Go through the material and pull out every line with the string "средний" in it.

**** Dataset records ****

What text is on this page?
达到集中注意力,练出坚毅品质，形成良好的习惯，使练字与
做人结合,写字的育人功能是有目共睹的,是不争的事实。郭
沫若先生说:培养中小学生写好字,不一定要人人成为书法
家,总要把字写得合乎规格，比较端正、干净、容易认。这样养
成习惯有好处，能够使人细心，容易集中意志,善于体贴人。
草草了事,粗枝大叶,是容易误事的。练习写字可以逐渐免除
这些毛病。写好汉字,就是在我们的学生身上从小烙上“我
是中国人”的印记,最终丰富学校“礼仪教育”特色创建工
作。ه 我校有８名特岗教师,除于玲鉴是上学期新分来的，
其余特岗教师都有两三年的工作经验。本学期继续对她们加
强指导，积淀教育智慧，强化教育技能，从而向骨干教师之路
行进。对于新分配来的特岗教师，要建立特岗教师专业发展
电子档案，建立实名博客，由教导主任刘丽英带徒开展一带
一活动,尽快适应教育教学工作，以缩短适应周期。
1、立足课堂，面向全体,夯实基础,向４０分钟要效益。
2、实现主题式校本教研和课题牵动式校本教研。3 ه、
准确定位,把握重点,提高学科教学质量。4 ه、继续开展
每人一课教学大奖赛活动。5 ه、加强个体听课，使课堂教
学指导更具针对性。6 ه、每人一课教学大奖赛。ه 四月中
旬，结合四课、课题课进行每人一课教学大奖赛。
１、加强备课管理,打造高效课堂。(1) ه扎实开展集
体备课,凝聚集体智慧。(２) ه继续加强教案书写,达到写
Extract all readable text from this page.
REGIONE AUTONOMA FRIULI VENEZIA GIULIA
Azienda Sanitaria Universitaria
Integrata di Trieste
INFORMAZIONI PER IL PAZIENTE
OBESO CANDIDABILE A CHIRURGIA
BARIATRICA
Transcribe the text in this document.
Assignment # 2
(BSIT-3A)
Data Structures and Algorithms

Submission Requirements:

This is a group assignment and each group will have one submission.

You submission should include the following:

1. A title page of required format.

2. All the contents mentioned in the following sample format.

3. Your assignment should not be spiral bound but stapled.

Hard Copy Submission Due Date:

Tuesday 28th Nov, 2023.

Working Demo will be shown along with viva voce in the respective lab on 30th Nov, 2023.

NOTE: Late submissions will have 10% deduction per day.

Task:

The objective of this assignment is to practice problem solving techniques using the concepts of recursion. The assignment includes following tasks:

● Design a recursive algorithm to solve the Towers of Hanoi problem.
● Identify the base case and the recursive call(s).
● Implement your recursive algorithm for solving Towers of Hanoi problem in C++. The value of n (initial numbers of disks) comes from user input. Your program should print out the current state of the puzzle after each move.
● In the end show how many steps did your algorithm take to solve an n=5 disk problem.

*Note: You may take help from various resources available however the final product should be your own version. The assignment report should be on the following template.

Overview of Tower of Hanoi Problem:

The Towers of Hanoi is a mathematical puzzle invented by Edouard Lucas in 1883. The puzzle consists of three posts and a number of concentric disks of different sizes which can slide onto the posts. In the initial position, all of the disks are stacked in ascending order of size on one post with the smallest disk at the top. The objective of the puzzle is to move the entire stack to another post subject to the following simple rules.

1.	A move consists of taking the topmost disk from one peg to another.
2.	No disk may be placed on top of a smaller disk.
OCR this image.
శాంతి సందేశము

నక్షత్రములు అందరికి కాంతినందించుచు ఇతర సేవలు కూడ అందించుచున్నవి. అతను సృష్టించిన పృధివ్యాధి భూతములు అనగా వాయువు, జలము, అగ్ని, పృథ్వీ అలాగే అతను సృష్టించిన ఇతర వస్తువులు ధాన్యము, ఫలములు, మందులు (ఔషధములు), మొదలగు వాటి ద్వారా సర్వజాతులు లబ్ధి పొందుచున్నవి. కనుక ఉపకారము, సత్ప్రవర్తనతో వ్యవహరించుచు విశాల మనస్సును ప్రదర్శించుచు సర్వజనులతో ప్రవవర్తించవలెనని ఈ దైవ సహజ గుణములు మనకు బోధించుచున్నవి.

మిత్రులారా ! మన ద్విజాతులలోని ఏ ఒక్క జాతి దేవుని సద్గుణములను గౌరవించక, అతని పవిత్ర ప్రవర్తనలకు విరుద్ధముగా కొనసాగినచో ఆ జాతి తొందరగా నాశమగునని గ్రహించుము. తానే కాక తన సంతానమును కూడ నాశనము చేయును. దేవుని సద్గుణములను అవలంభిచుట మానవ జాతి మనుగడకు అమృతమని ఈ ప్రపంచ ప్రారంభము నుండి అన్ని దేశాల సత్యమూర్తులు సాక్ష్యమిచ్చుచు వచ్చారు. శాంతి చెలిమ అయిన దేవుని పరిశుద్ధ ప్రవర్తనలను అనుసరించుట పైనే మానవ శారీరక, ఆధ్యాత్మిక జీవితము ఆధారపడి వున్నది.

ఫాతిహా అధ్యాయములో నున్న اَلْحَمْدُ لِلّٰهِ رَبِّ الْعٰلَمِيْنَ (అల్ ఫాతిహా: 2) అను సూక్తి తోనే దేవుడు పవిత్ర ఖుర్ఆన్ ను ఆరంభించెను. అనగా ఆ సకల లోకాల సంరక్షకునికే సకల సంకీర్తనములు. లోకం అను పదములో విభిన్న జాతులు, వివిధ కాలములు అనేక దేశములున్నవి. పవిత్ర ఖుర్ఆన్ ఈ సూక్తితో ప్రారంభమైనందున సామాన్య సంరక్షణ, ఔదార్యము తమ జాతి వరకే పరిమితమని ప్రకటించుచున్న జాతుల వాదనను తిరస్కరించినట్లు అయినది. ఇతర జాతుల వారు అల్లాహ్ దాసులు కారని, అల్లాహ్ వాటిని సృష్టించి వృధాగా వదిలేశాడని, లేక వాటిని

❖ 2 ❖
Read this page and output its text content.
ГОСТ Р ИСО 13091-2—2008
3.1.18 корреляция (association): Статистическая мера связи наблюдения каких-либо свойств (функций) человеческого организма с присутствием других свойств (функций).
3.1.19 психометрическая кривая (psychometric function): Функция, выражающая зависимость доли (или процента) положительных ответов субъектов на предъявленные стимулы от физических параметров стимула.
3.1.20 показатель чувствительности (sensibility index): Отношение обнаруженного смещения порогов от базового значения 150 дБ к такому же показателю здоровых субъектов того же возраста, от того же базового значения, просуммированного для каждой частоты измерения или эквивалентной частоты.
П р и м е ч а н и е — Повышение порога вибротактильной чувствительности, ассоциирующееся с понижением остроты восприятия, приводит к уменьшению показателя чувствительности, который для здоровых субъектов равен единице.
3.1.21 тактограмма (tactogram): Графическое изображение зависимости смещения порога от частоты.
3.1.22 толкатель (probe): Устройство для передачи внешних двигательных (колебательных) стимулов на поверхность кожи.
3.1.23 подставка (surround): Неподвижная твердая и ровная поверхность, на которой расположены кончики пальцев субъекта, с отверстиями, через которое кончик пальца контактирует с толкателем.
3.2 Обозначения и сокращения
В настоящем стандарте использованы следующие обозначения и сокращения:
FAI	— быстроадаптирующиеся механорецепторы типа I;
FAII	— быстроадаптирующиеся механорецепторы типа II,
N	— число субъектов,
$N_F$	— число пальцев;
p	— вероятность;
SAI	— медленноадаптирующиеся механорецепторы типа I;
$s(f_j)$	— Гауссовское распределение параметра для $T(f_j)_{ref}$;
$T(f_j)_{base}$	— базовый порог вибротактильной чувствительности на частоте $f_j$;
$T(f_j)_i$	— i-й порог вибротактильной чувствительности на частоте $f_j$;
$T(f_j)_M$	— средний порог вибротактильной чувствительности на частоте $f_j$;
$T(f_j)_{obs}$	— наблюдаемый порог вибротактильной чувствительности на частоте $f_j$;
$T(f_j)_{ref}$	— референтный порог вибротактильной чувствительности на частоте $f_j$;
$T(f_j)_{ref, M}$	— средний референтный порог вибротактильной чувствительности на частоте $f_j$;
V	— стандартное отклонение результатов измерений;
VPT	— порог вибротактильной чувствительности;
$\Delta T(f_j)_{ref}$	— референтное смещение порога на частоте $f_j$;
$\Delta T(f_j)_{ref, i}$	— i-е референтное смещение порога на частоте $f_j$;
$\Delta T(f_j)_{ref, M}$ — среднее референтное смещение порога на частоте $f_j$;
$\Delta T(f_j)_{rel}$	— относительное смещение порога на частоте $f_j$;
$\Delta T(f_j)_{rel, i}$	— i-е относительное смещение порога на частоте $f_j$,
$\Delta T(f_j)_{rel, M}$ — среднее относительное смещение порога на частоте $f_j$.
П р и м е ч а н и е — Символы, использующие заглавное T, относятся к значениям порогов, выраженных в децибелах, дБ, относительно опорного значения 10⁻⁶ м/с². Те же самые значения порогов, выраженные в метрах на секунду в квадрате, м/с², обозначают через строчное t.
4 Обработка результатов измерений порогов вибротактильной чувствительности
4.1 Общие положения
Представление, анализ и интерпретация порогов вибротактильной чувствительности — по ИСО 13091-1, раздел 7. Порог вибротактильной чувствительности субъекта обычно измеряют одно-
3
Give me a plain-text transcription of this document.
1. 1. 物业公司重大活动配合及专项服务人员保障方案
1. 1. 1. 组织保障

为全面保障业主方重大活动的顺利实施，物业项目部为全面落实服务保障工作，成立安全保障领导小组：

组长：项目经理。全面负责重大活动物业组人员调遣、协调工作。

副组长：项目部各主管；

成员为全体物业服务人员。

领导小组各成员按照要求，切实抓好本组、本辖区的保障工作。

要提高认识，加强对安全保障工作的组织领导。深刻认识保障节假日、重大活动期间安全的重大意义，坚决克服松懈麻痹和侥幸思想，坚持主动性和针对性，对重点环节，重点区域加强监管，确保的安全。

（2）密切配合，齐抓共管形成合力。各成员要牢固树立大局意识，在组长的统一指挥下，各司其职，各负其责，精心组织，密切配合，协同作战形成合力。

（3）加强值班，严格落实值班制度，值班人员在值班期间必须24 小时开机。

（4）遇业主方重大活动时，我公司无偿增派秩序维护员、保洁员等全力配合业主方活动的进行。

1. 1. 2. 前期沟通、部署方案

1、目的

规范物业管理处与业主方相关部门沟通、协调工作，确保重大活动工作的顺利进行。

****

● Answer to this problem:
$T(f_j)_M$	— средний порог вибротактильной чувствительности на частоте $f_j$;
$T(f_j)_{ref, M}$	— средний референтный порог вибротактильной чувствительности на частоте $f_j$;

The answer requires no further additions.